▸ **Written exercise**
Extract every line where the string "labels" appears.

══ Data entries

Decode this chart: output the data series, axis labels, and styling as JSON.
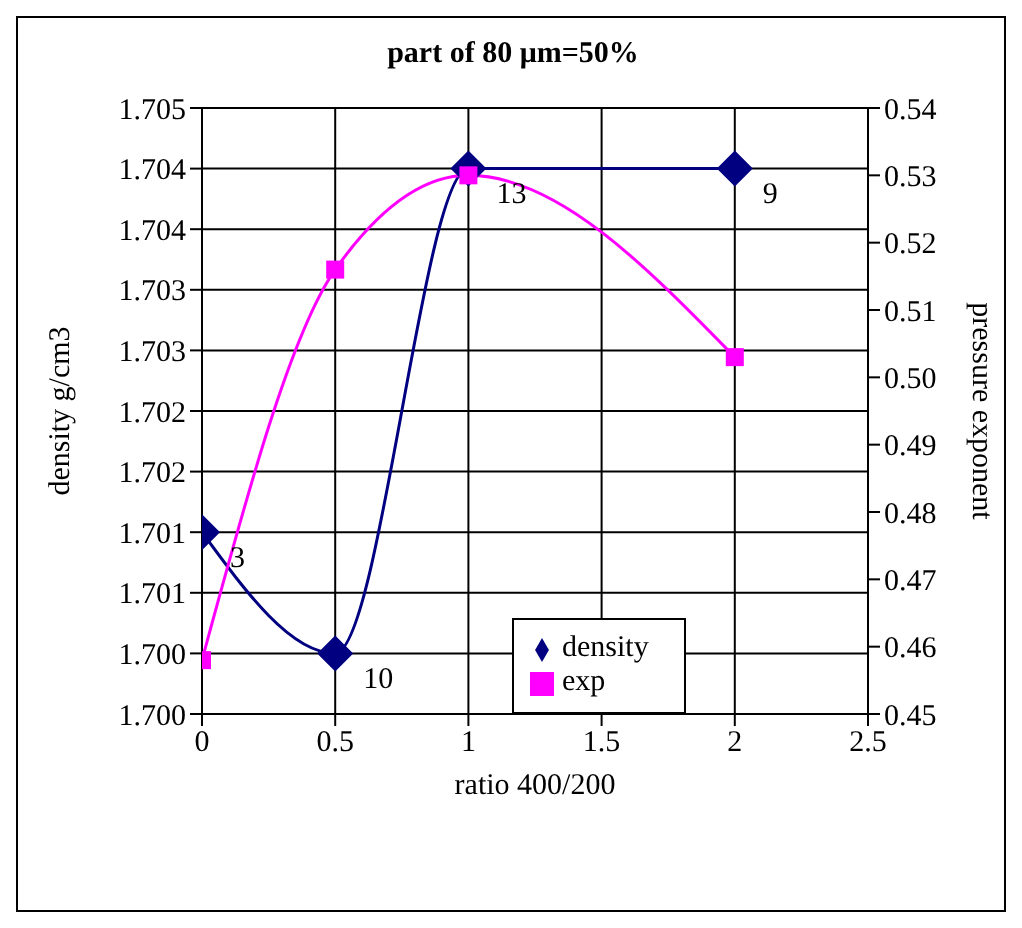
{
  "chart_data": {
    "type": "line",
    "title": "part of 80 μm=50%",
    "xlabel": "ratio 400/200",
    "ylabel": "density g/cm3",
    "y2label": "pressure exponent",
    "x": [
      0,
      0.5,
      1,
      2
    ],
    "series": [
      {
        "name": "density",
        "color": "#000080",
        "marker": "diamond",
        "values": [
          1.7015,
          1.7005,
          1.7045,
          1.7045
        ]
      },
      {
        "name": "exp",
        "color": "#ff00ff",
        "marker": "square",
        "axis": "y2",
        "values": [
          0.458,
          0.516,
          0.53,
          0.503
        ]
      }
    ],
    "xlim": [
      0,
      2.5
    ],
    "xticks": [
      0,
      0.5,
      1,
      1.5,
      2,
      2.5
    ],
    "ylim": [
      1.7,
      1.705
    ],
    "yticks": [
      {
        "value": 1.7,
        "label": "1.700"
      },
      {
        "value": 1.7005,
        "label": "1.700"
      },
      {
        "value": 1.701,
        "label": "1.701"
      },
      {
        "value": 1.7015,
        "label": "1.701"
      },
      {
        "value": 1.702,
        "label": "1.702"
      },
      {
        "value": 1.7025,
        "label": "1.702"
      },
      {
        "value": 1.703,
        "label": "1.703"
      },
      {
        "value": 1.7035,
        "label": "1.703"
      },
      {
        "value": 1.704,
        "label": "1.704"
      },
      {
        "value": 1.7045,
        "label": "1.704"
      },
      {
        "value": 1.705,
        "label": "1.705"
      }
    ],
    "y2lim": [
      0.45,
      0.54
    ],
    "y2ticks": [
      0.45,
      0.46,
      0.47,
      0.48,
      0.49,
      {
        "value": 0.5,
        "label": "0.50"
      },
      0.51,
      0.52,
      0.53,
      0.54
    ],
    "annotations": [
      {
        "text": "3",
        "x": 0,
        "y": 1.7015
      },
      {
        "text": "10",
        "x": 0.5,
        "y": 1.7005
      },
      {
        "text": "13",
        "x": 1,
        "y": 1.7045
      },
      {
        "text": "9",
        "x": 2,
        "y": 1.7045
      }
    ],
    "grid": true,
    "legend": "bottom right",
    "line_style": "solid"
  }
}
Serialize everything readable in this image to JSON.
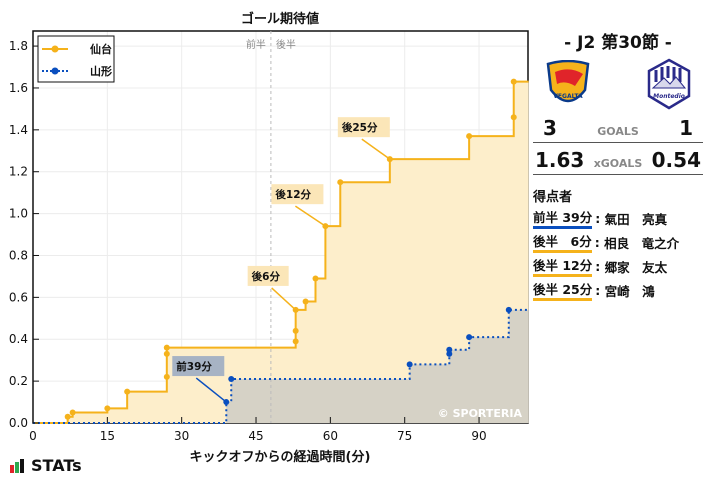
{
  "chart_data": {
    "type": "line",
    "title": "ゴール期待値",
    "xlabel": "キックオフからの経過時間(分)",
    "ylabel": "",
    "xlim": [
      0,
      100
    ],
    "ylim": [
      0,
      1.87
    ],
    "xticks": [
      0,
      15,
      30,
      45,
      60,
      75,
      90
    ],
    "yticks": [
      0.0,
      0.2,
      0.4,
      0.6,
      0.8,
      1.0,
      1.2,
      1.4,
      1.6,
      1.8
    ],
    "grid": true,
    "legend_position": "upper left",
    "halftime_marker": {
      "x": 48,
      "labels": [
        "前半",
        "後半"
      ]
    },
    "series": [
      {
        "name": "仙台",
        "color": "#f5b21b",
        "style": "solid-step",
        "points": [
          [
            0,
            0
          ],
          [
            7,
            0.03
          ],
          [
            8,
            0.05
          ],
          [
            15,
            0.07
          ],
          [
            19,
            0.15
          ],
          [
            27,
            0.22
          ],
          [
            27,
            0.33
          ],
          [
            27,
            0.36
          ],
          [
            53,
            0.39
          ],
          [
            53,
            0.44
          ],
          [
            53,
            0.54
          ],
          [
            55,
            0.58
          ],
          [
            57,
            0.69
          ],
          [
            59,
            0.94
          ],
          [
            62,
            1.15
          ],
          [
            72,
            1.26
          ],
          [
            88,
            1.37
          ],
          [
            97,
            1.46
          ],
          [
            97,
            1.63
          ],
          [
            100,
            1.63
          ]
        ]
      },
      {
        "name": "山形",
        "color": "#0a4fbf",
        "style": "dotted-step",
        "points": [
          [
            0,
            0
          ],
          [
            39,
            0.1
          ],
          [
            40,
            0.21
          ],
          [
            76,
            0.28
          ],
          [
            84,
            0.33
          ],
          [
            84,
            0.35
          ],
          [
            88,
            0.41
          ],
          [
            96,
            0.54
          ],
          [
            100,
            0.54
          ]
        ]
      }
    ],
    "annotations": [
      {
        "text": "前39分",
        "x": 39,
        "y": 0.1,
        "team": "山形"
      },
      {
        "text": "後6分",
        "x": 53,
        "y": 0.54,
        "team": "仙台"
      },
      {
        "text": "後12分",
        "x": 59,
        "y": 0.94,
        "team": "仙台"
      },
      {
        "text": "後25分",
        "x": 72,
        "y": 1.26,
        "team": "仙台"
      }
    ],
    "watermark": "© SPORTERIA"
  },
  "header": {
    "title": "ゴール期待値",
    "round": "- J2 第30節 -"
  },
  "teams": {
    "home": {
      "name": "仙台",
      "goals": "3",
      "xgoals": "1.63",
      "color": "#f5b21b"
    },
    "away": {
      "name": "山形",
      "goals": "1",
      "xgoals": "0.54",
      "color": "#0a4fbf"
    }
  },
  "labels": {
    "goals": "GOALS",
    "xgoals": "xGOALS",
    "scorers": "得点者",
    "brand": "STATs"
  },
  "scorers": [
    {
      "time": "前半 39分",
      "name": "氣田　亮真",
      "team": "away"
    },
    {
      "time": "後半　6分",
      "name": "相良　竜之介",
      "team": "home"
    },
    {
      "time": "後半 12分",
      "name": "郷家　友太",
      "team": "home"
    },
    {
      "time": "後半 25分",
      "name": "宮崎　鴻",
      "team": "home"
    }
  ]
}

════

▸ **The reply**
Decode this chart: output the data series, axis labels, and styling as JSON.
      "labels": [
  "labels": {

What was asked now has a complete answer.